*Bloco de texto*:
<<<<
No início deste ano, a Atento,
empresa de telemarketing e a maior empregadora privada do País, ofereceu 1,2
mil vagas no Mutirão do Emprego, promovido pelo Sindicato dos Comerciários de
São Paulo. Com 600 interessados, só conseguiu contratar 7 operadores de
telemarketing – menos de 1% do que precisava. No mesmo evento, o Grupo Pão de
Açúcar abriu 2 mil postos, aprovou 700 candidatos, mas, até agora, apenas 32
estão trabalhando, segundo os organizadores do evento.
Diante da estagnação da economia, do desemprego em alta e do
avanço da tecnologia, os casos acima são um retrato nítido da dificuldade que o
trabalhador sem qualificação tem enfrentado para voltar ao mercado. Nos últimos
dois anos, 60% das 11,8 mil vagas ofertadas nos mutirões do emprego, que reuniram
grandes empresas, não foram preenchidas. Dificuldade de se expressar, de fazer
contas, falta de conhecimentos básicos em informática e inglês e poucos anos de
estudo são obstáculos às contratações.
De acordo com o presidente do Sindicato e da União Geral do
Trabalhadores (UGT), Ricardo Patah, no último mutirão foram ofertadas cerca de
2 mil vagas para caixa de supermercado, com salário perto de R$ 1.100. Metade
delas ficou em aberto por falta de qualificação dos candidatos. Operador de
caixa e de telemarketing são geralmente a porta de entrada para o mercado de
trabalho, especialmente para os mais jovens.
>>>>
*Tarefas a cumprir*:
A. Segundo o texto sobre o Mutirão do Emprego, quantos operadores de telemarketing a Atento conseguiu contratar?
B. Dê continuidade ao texto sobre o Mutirão do Emprego a partir da última frase.

Registros de anotação espacial
<<<<
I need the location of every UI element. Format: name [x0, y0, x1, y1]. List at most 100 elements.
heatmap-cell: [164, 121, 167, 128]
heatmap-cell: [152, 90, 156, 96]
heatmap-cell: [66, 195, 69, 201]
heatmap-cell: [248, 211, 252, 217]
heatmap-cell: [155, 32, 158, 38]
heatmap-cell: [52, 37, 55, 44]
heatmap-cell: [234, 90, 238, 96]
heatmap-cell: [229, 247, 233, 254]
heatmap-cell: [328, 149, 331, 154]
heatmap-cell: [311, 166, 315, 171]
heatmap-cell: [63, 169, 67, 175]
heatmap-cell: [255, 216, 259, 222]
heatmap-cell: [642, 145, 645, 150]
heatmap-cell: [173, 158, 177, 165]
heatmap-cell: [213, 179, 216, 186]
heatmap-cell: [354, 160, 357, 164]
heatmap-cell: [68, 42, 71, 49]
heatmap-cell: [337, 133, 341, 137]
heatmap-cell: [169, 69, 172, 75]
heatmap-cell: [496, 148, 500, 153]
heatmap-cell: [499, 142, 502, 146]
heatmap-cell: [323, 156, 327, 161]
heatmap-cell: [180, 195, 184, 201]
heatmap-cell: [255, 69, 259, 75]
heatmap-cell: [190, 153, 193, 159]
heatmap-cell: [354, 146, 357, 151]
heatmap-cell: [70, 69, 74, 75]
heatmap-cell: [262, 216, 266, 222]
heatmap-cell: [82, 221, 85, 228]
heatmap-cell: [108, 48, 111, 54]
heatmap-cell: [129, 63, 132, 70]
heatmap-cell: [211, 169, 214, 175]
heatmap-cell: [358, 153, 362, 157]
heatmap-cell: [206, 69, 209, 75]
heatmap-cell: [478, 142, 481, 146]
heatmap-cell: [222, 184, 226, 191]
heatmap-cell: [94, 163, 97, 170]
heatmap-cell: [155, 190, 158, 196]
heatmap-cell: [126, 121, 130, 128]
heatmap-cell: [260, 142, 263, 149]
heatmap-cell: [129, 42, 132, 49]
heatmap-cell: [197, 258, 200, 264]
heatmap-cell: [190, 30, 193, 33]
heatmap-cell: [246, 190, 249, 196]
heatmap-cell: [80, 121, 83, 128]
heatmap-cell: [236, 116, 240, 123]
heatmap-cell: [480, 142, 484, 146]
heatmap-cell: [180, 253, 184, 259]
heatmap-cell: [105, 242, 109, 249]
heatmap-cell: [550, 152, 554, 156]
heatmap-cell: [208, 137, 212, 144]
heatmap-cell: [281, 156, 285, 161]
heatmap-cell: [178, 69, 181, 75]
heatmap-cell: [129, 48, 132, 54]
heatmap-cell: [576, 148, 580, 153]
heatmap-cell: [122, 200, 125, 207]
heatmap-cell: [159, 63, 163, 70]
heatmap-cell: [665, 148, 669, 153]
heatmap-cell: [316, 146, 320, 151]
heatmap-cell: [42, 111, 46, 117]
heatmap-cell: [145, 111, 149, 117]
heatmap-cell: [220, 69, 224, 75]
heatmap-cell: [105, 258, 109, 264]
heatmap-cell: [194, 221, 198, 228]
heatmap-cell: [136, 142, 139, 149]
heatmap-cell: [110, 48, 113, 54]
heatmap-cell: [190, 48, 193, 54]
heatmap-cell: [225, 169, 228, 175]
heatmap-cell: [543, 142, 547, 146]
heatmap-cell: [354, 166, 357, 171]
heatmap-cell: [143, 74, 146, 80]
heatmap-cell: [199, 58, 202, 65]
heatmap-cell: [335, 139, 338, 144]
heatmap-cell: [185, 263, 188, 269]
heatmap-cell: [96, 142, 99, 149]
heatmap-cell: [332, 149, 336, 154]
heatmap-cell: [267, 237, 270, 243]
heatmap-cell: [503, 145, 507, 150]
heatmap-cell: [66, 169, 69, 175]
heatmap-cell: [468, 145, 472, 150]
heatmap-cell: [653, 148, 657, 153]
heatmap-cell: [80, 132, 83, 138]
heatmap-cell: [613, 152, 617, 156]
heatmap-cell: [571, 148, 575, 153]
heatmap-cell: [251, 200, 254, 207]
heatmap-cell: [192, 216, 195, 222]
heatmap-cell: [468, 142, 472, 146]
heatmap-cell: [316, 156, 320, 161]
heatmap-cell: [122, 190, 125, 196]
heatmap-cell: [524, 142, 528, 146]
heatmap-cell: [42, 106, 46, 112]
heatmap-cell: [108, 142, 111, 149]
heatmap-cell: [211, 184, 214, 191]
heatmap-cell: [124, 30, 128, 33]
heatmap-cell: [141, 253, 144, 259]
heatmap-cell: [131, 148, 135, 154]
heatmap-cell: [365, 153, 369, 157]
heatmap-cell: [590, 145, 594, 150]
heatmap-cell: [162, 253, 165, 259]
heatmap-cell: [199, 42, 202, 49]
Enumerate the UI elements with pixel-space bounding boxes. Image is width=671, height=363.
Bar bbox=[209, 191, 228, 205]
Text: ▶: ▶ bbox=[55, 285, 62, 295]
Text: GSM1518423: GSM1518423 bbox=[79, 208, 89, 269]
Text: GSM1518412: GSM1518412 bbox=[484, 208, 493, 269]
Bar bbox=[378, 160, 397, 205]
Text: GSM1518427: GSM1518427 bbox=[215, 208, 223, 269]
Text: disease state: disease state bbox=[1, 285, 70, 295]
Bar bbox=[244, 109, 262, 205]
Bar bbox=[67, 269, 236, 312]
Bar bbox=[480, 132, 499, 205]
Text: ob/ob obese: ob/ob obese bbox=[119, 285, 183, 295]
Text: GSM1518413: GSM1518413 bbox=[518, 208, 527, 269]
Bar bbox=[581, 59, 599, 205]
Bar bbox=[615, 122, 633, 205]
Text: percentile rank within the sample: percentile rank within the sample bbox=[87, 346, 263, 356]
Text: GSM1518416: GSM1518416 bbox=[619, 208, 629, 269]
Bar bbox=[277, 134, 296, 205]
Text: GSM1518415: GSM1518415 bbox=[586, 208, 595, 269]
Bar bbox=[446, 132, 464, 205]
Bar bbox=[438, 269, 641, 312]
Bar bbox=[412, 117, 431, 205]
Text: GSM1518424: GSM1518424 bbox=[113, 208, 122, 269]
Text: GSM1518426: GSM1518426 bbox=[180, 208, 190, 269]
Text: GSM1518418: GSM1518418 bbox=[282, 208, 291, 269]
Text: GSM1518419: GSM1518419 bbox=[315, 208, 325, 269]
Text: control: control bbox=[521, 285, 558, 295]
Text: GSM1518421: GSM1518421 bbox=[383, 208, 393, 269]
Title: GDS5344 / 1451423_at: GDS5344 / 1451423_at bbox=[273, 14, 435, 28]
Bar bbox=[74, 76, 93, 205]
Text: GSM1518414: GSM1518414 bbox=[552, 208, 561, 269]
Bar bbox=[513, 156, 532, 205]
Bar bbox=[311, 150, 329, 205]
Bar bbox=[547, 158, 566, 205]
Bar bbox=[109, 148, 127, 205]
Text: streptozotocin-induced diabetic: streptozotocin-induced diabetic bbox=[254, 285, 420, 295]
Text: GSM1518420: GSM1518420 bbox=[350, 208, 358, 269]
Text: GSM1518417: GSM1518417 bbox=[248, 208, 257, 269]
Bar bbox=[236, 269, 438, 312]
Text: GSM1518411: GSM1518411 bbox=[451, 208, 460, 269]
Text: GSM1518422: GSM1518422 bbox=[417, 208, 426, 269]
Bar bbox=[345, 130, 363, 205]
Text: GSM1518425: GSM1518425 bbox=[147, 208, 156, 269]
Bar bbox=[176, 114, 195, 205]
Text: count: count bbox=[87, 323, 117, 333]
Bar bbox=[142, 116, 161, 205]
>>>>
*Respostas esperadas*:
A. Sete operadores de telemarketing.

B.
Segundo empresas de recrutamento, a recolocação tende a ser
mais difícil para quem tem até o ensino fundamental, menos de 20 e mais de 45
anos e está há mais de um ano fora do mercado. Entre os 13,4 milhões de
desempregados no primeiro trimestre deste ano, segundo a Pesquisa Nacional por
Amostra de Domicílios (Pnad), 635 mil são considerados de difícil recolocação
pelos recrutadores, nas contas do economista Cosmo Donato, da LCA. É o dobro do
registrado no mesmo período de 2014, antes da recessão.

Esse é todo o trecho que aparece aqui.